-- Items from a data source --
* * * * *

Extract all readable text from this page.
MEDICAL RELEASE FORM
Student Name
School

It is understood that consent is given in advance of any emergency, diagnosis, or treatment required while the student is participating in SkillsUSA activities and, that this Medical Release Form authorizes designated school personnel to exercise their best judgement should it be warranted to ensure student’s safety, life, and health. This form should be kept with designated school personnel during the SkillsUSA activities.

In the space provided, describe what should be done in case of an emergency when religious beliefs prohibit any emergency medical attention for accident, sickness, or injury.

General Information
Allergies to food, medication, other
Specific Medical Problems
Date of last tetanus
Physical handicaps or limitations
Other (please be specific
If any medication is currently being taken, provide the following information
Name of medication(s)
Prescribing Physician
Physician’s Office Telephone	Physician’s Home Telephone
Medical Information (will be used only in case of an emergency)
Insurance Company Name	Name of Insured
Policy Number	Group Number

* * * * *

-- What to produce --
From the data, collect all lines where the string "this" appears.

-- Written answer --
Extract all readable text from this page.
It is understood that consent is given in advance of any emergency, diagnosis, or treatment required while the student is participating in SkillsUSA activities and, that this Medical Release Form authorizes designated school personnel to exercise their best judgement should it be warranted to ensure student’s safety, life, and health. This form should be kept with designated school personnel during the SkillsUSA activities.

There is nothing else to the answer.